-- start MATERIALS PROVIDED --
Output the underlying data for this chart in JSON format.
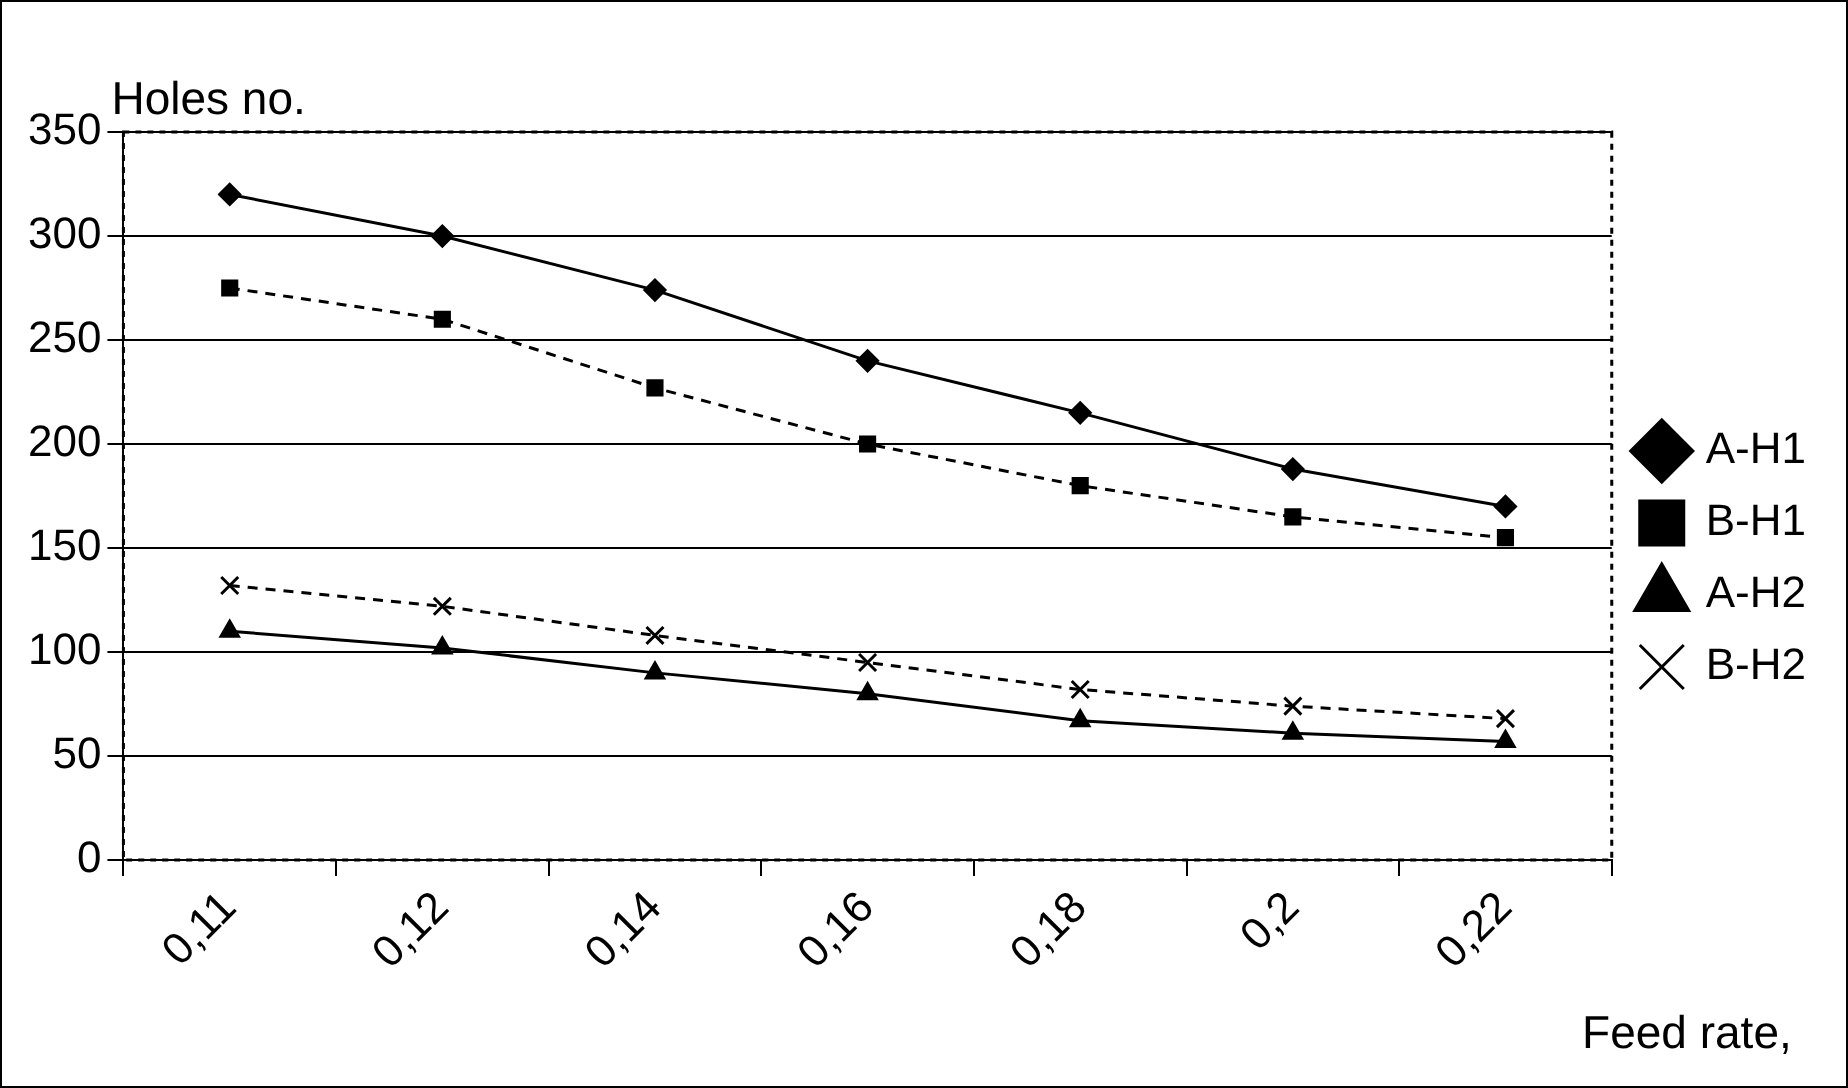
{
  "chart_data": {
    "type": "line",
    "ylabel": "Holes no.",
    "xlabel": "Feed rate,",
    "categories": [
      "0,11",
      "0,12",
      "0,14",
      "0,16",
      "0,18",
      "0,2",
      "0,22"
    ],
    "series": [
      {
        "name": "A-H1",
        "color": "#000000",
        "marker": "diamond",
        "line_style": "solid",
        "values": [
          320,
          300,
          274,
          240,
          215,
          188,
          170
        ]
      },
      {
        "name": "B-H1",
        "color": "#000000",
        "marker": "square",
        "line_style": "dashed",
        "values": [
          275,
          260,
          227,
          200,
          180,
          165,
          155
        ]
      },
      {
        "name": "A-H2",
        "color": "#000000",
        "marker": "triangle",
        "line_style": "solid",
        "values": [
          110,
          102,
          90,
          80,
          67,
          61,
          57
        ]
      },
      {
        "name": "B-H2",
        "color": "#000000",
        "marker": "cross",
        "line_style": "dashed",
        "values": [
          132,
          122,
          108,
          95,
          82,
          74,
          68
        ]
      }
    ],
    "ylim": [
      0,
      350
    ],
    "yticks": [
      0,
      50,
      100,
      150,
      200,
      250,
      300,
      350
    ],
    "grid": "y",
    "legend": "right"
  }
}
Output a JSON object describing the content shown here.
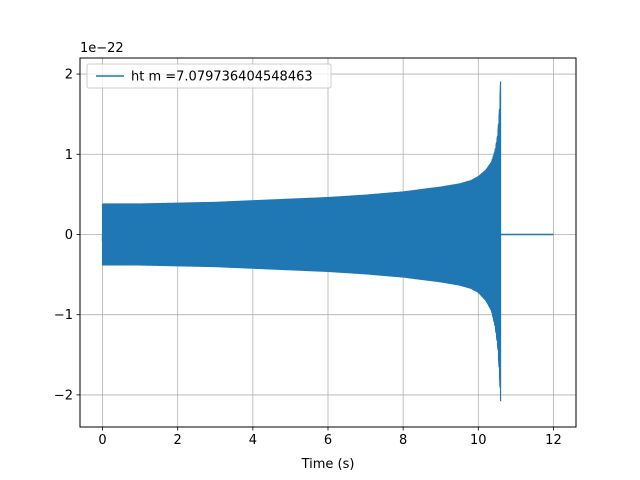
{
  "chart_data": {
    "type": "line",
    "title": "",
    "xlabel": "Time (s)",
    "ylabel": "",
    "offset_text": "1e−22",
    "xlim": [
      -0.6,
      12.6
    ],
    "ylim": [
      -2.4,
      2.2
    ],
    "xticks": [
      0,
      2,
      4,
      6,
      8,
      10,
      12
    ],
    "xtick_labels": [
      "0",
      "2",
      "4",
      "6",
      "8",
      "10",
      "12"
    ],
    "yticks": [
      -2,
      -1,
      0,
      1,
      2
    ],
    "ytick_labels": [
      "−2",
      "−1",
      "0",
      "1",
      "2"
    ],
    "grid": true,
    "legend_position": "upper-left",
    "series": [
      {
        "name": "ht m =7.079736404548463",
        "color": "#1f77b4",
        "description_points": {
          "t": [
            0.0,
            1.0,
            2.0,
            3.0,
            4.0,
            5.0,
            6.0,
            7.0,
            8.0,
            8.5,
            9.0,
            9.5,
            9.8,
            10.0,
            10.2,
            10.35,
            10.45,
            10.52,
            10.57,
            10.6,
            10.61,
            12.0
          ],
          "upper_envelope": [
            0.38,
            0.38,
            0.39,
            0.4,
            0.42,
            0.44,
            0.46,
            0.49,
            0.53,
            0.56,
            0.59,
            0.63,
            0.67,
            0.72,
            0.8,
            0.9,
            1.05,
            1.25,
            1.6,
            2.02,
            0.0,
            0.0
          ],
          "lower_envelope": [
            -0.38,
            -0.38,
            -0.39,
            -0.4,
            -0.42,
            -0.44,
            -0.46,
            -0.49,
            -0.53,
            -0.56,
            -0.59,
            -0.63,
            -0.67,
            -0.72,
            -0.82,
            -0.95,
            -1.15,
            -1.4,
            -1.8,
            -2.18,
            0.0,
            0.0
          ]
        },
        "merger_time": 10.6,
        "end_time": 12.0
      }
    ]
  }
}
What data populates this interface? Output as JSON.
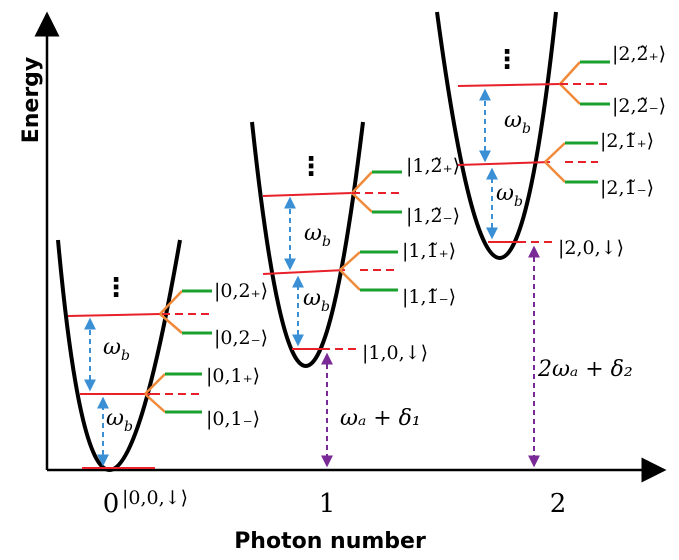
{
  "axes": {
    "x_title": "Photon number",
    "y_title": "Energy",
    "ticks": [
      "0",
      "1",
      "2"
    ]
  },
  "colors": {
    "well": "#000000",
    "level": "#e8202a",
    "split_line": "#f08a3a",
    "state": "#1aa02e",
    "transition_b": "#3b8fd4",
    "transition_a": "#7a2a96"
  },
  "labels": {
    "omega_b": "ω",
    "omega_b_sub": "b",
    "dots": "⋮",
    "n0_ground": "|0,0,↓⟩",
    "n0_1p": "|0,1₊⟩",
    "n0_1m": "|0,1₋⟩",
    "n0_2p": "|0,2₊⟩",
    "n0_2m": "|0,2₋⟩",
    "n1_ground": "|1,0,↓⟩",
    "n1_1p": "|1,1̃₊⟩",
    "n1_1m": "|1,1̃₋⟩",
    "n1_2p": "|1,2̃₊⟩",
    "n1_2m": "|1,2̃₋⟩",
    "n2_ground": "|2,0,↓⟩",
    "n2_1p": "|2,1̃₊⟩",
    "n2_1m": "|2,1̃₋⟩",
    "n2_2p": "|2,2̃₊⟩",
    "n2_2m": "|2,2̃₋⟩",
    "gap_1": "ωₐ + δ₁",
    "gap_2": "2ωₐ + δ₂"
  }
}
-- end MATERIALS PROVIDED --
[DIRECTIVE]:
Your copy should repeat each entry above exactly but contain no pictures.

[SOLUTION FOR THIS TASK]:
Output the underlying data for this chart in JSON format.
{
  "chart_data": {
    "type": "line",
    "ylabel": "Holes no.",
    "xlabel": "Feed rate,",
    "categories": [
      "0,11",
      "0,12",
      "0,14",
      "0,16",
      "0,18",
      "0,2",
      "0,22"
    ],
    "series": [
      {
        "name": "A-H1",
        "color": "#000000",
        "marker": "diamond",
        "line_style": "solid",
        "values": [
          320,
          300,
          274,
          240,
          215,
          188,
          170
        ]
      },
      {
        "name": "B-H1",
        "color": "#000000",
        "marker": "square",
        "line_style": "dashed",
        "values": [
          275,
          260,
          227,
          200,
          180,
          165,
          155
        ]
      },
      {
        "name": "A-H2",
        "color": "#000000",
        "marker": "triangle",
        "line_style": "solid",
        "values": [
          110,
          102,
          90,
          80,
          67,
          61,
          57
        ]
      },
      {
        "name": "B-H2",
        "color": "#000000",
        "marker": "cross",
        "line_style": "dashed",
        "values": [
          132,
          122,
          108,
          95,
          82,
          74,
          68
        ]
      }
    ],
    "ylim": [
      0,
      350
    ],
    "yticks": [
      0,
      50,
      100,
      150,
      200,
      250,
      300,
      350
    ],
    "grid": "y",
    "legend": "right"
  }
}
Output a JSON object describing the content shown here.
{
  "chart_data": {
    "type": "line",
    "title": "",
    "xlabel": "Time (s)",
    "ylabel": "",
    "offset_text": "1e−22",
    "xlim": [
      -0.6,
      12.6
    ],
    "ylim": [
      -2.4,
      2.2
    ],
    "xticks": [
      0,
      2,
      4,
      6,
      8,
      10,
      12
    ],
    "xtick_labels": [
      "0",
      "2",
      "4",
      "6",
      "8",
      "10",
      "12"
    ],
    "yticks": [
      -2,
      -1,
      0,
      1,
      2
    ],
    "ytick_labels": [
      "−2",
      "−1",
      "0",
      "1",
      "2"
    ],
    "grid": true,
    "legend_position": "upper-left",
    "series": [
      {
        "name": "ht m =7.079736404548463",
        "color": "#1f77b4",
        "description_points": {
          "t": [
            0.0,
            1.0,
            2.0,
            3.0,
            4.0,
            5.0,
            6.0,
            7.0,
            8.0,
            8.5,
            9.0,
            9.5,
            9.8,
            10.0,
            10.2,
            10.35,
            10.45,
            10.52,
            10.57,
            10.6,
            10.61,
            12.0
          ],
          "upper_envelope": [
            0.38,
            0.38,
            0.39,
            0.4,
            0.42,
            0.44,
            0.46,
            0.49,
            0.53,
            0.56,
            0.59,
            0.63,
            0.67,
            0.72,
            0.8,
            0.9,
            1.05,
            1.25,
            1.6,
            2.02,
            0.0,
            0.0
          ],
          "lower_envelope": [
            -0.38,
            -0.38,
            -0.39,
            -0.4,
            -0.42,
            -0.44,
            -0.46,
            -0.49,
            -0.53,
            -0.56,
            -0.59,
            -0.63,
            -0.67,
            -0.72,
            -0.82,
            -0.95,
            -1.15,
            -1.4,
            -1.8,
            -2.18,
            0.0,
            0.0
          ]
        },
        "merger_time": 10.6,
        "end_time": 12.0
      }
    ]
  }
}
What data populates this interface? Output as JSON.
{
  "axes": {
    "x_title": "Photon number",
    "y_title": "Energy",
    "ticks": [
      "0",
      "1",
      "2"
    ]
  },
  "colors": {
    "well": "#000000",
    "level": "#e8202a",
    "split_line": "#f08a3a",
    "state": "#1aa02e",
    "transition_b": "#3b8fd4",
    "transition_a": "#7a2a96"
  },
  "labels": {
    "omega_b": "ω",
    "omega_b_sub": "b",
    "dots": "⋮",
    "n0_ground": "|0,0,↓⟩",
    "n0_1p": "|0,1₊⟩",
    "n0_1m": "|0,1₋⟩",
    "n0_2p": "|0,2₊⟩",
    "n0_2m": "|0,2₋⟩",
    "n1_ground": "|1,0,↓⟩",
    "n1_1p": "|1,1̃₊⟩",
    "n1_1m": "|1,1̃₋⟩",
    "n1_2p": "|1,2̃₊⟩",
    "n1_2m": "|1,2̃₋⟩",
    "n2_ground": "|2,0,↓⟩",
    "n2_1p": "|2,1̃₊⟩",
    "n2_1m": "|2,1̃₋⟩",
    "n2_2p": "|2,2̃₊⟩",
    "n2_2m": "|2,2̃₋⟩",
    "gap_1": "ωₐ + δ₁",
    "gap_2": "2ωₐ + δ₂"
  }
}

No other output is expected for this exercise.